■ GIVEN EXERCISE: Count every line in the entries that follow where the word "Krakowa" appears, then state only the total.

· · · · ·

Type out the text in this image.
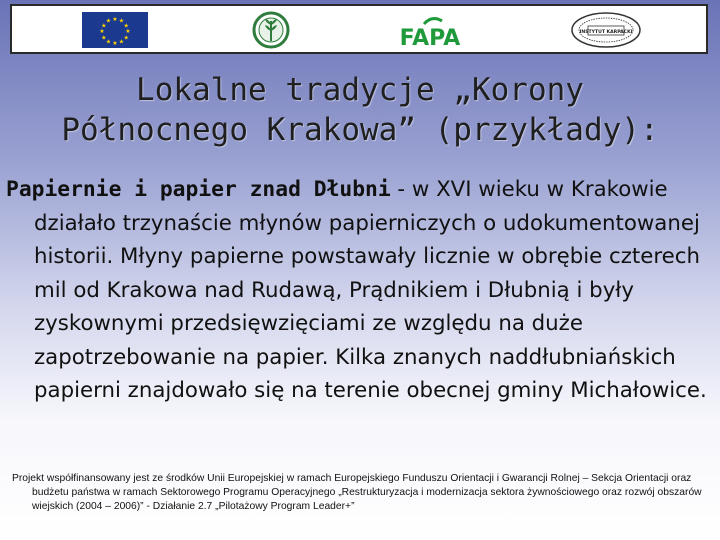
★ ★
★
★
★
★
★
★
★
★
★
★
FAPA	INSTYTUT KARPACKI
Lokalne tradycje „Korony
Północnego Krakowa” (przykłady):
Papiernie i papier znad Dłubni - w XVI wieku w Krakowie działało trzynaście młynów papierniczych o udokumentowanej historii. Młyny papierne powstawały licznie w obrębie czterech mil od Krakowa nad Rudawą, Prądnikiem i Dłubnią i były zyskownymi przedsięwzięciami ze względu na duże zapotrzebowanie na papier. Kilka znanych naddłubniańskich papierni znajdowało się na terenie obecnej gminy Michałowice.
Projekt współfinansowany jest ze środków Unii Europejskiej w ramach Europejskiego Funduszu Orientacji i Gwarancji Rolnej – Sekcja Orientacji oraz budżetu państwa w ramach Sektorowego Programu Operacyjnego „Restrukturyzacja i modernizacja sektora żywnościowego oraz rozwój obszarów wiejskich (2004 – 2006)” - Działanie 2.7 „Pilotażowy Program Leader+”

· · · · ·

■ TASK RESPONSE: 2